══ Data excerpts ══
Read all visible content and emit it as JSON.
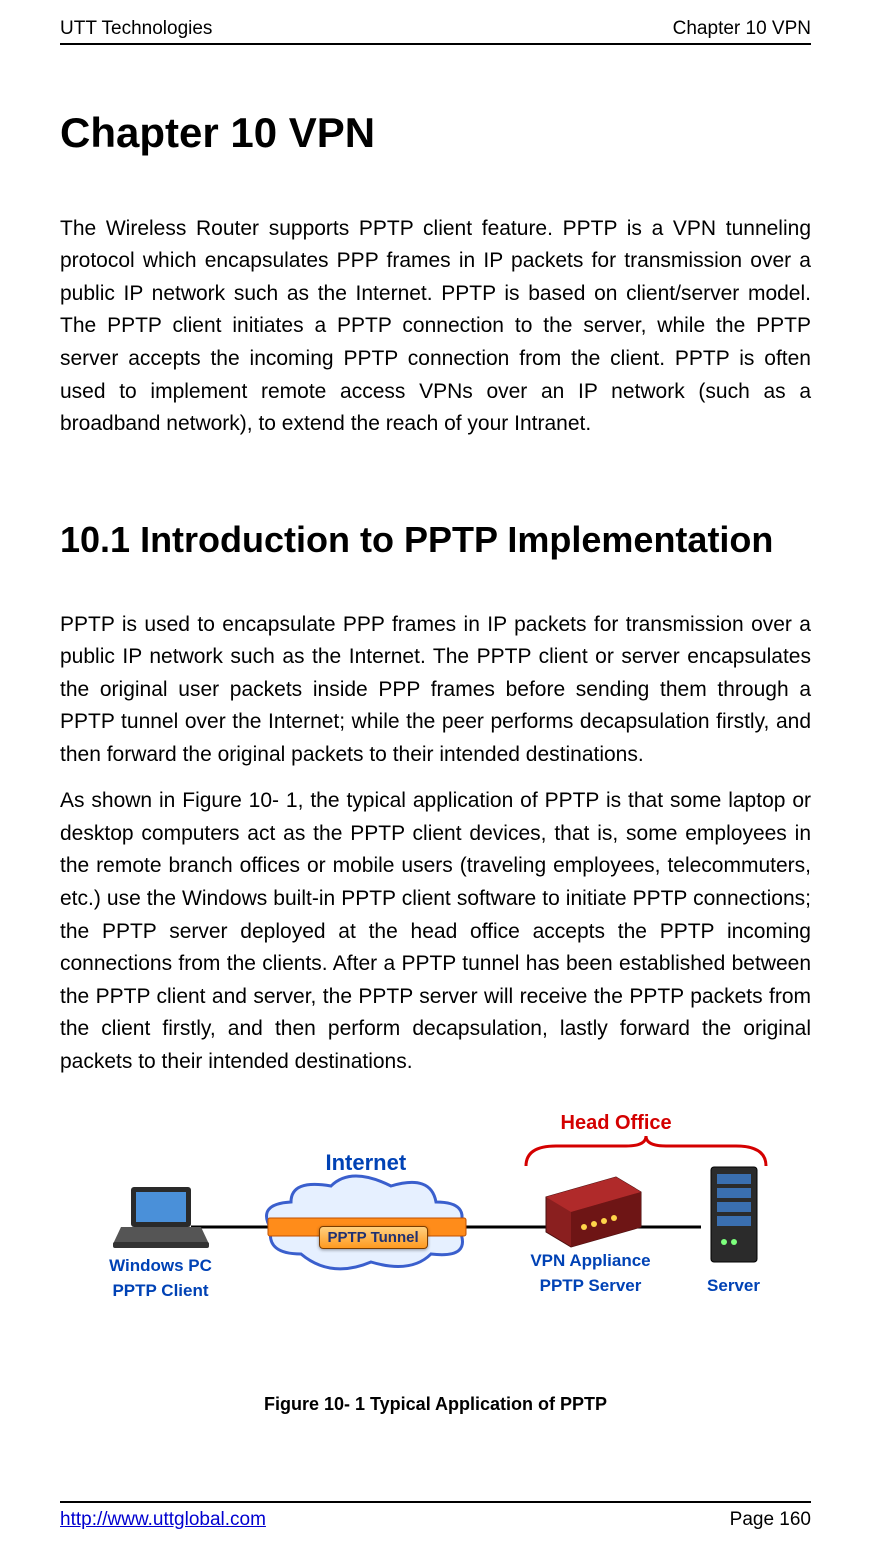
{
  "header": {
    "left": "UTT Technologies",
    "right": "Chapter 10 VPN"
  },
  "chapter_title": "Chapter 10  VPN",
  "intro": "The Wireless Router supports PPTP client feature. PPTP is a VPN tunneling protocol which encapsulates PPP frames in IP packets for transmission over a public IP network such as the Internet. PPTP is based on client/server model. The PPTP client initiates a PPTP connection to the server, while the PPTP server accepts the incoming PPTP connection from the client. PPTP is often used to implement remote access VPNs over an IP network (such as a broadband network), to extend the reach of your Intranet.",
  "section_title": "10.1   Introduction to PPTP Implementation",
  "para1": "PPTP is used to encapsulate PPP frames in IP packets for transmission over a public IP network such as the Internet. The PPTP client or server encapsulates the original user packets inside PPP frames before sending them through a PPTP tunnel over the Internet; while the peer performs decapsulation firstly, and then forward the original packets to their intended destinations.",
  "para2": "As shown in Figure 10- 1, the typical application of PPTP is that some laptop or desktop computers act as the PPTP client devices, that is, some employees in the remote branch offices or mobile users (traveling employees, telecommuters, etc.) use the Windows built-in PPTP client software to initiate PPTP connections; the PPTP server deployed at the head office accepts the PPTP incoming connections from the clients. After a PPTP tunnel has been established between the PPTP client and server, the PPTP server will receive the PPTP packets from the client firstly, and then perform decapsulation, lastly forward the original packets to their intended destinations.",
  "figure": {
    "head_office": "Head Office",
    "internet": "Internet",
    "pptp_tunnel": "PPTP Tunnel",
    "windows_pc": "Windows PC",
    "pptp_client": "PPTP Client",
    "vpn_appliance": "VPN Appliance",
    "pptp_server": "PPTP Server",
    "server": "Server",
    "caption": "Figure 10- 1 Typical Application of PPTP"
  },
  "footer": {
    "url": "http://www.uttglobal.com",
    "page": "Page 160"
  }
}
═══
What needs to be done:
Set down all the data again exactly as above, pictures excluded.

Full answer:
Read all visible content and emit it as JSON.
{
  "header": {
    "left": "UTT Technologies",
    "right": "Chapter 10 VPN"
  },
  "chapter_title": "Chapter 10  VPN",
  "intro": "The Wireless Router supports PPTP client feature. PPTP is a VPN tunneling protocol which encapsulates PPP frames in IP packets for transmission over a public IP network such as the Internet. PPTP is based on client/server model. The PPTP client initiates a PPTP connection to the server, while the PPTP server accepts the incoming PPTP connection from the client. PPTP is often used to implement remote access VPNs over an IP network (such as a broadband network), to extend the reach of your Intranet.",
  "section_title": "10.1   Introduction to PPTP Implementation",
  "para1": "PPTP is used to encapsulate PPP frames in IP packets for transmission over a public IP network such as the Internet. The PPTP client or server encapsulates the original user packets inside PPP frames before sending them through a PPTP tunnel over the Internet; while the peer performs decapsulation firstly, and then forward the original packets to their intended destinations.",
  "para2": "As shown in Figure 10- 1, the typical application of PPTP is that some laptop or desktop computers act as the PPTP client devices, that is, some employees in the remote branch offices or mobile users (traveling employees, telecommuters, etc.) use the Windows built-in PPTP client software to initiate PPTP connections; the PPTP server deployed at the head office accepts the PPTP incoming connections from the clients. After a PPTP tunnel has been established between the PPTP client and server, the PPTP server will receive the PPTP packets from the client firstly, and then perform decapsulation, lastly forward the original packets to their intended destinations.",
  "figure": {
    "head_office": "Head Office",
    "internet": "Internet",
    "pptp_tunnel": "PPTP Tunnel",
    "windows_pc": "Windows PC",
    "pptp_client": "PPTP Client",
    "vpn_appliance": "VPN Appliance",
    "pptp_server": "PPTP Server",
    "server": "Server",
    "caption": "Figure 10- 1 Typical Application of PPTP"
  },
  "footer": {
    "url": "http://www.uttglobal.com",
    "page": "Page 160"
  }
}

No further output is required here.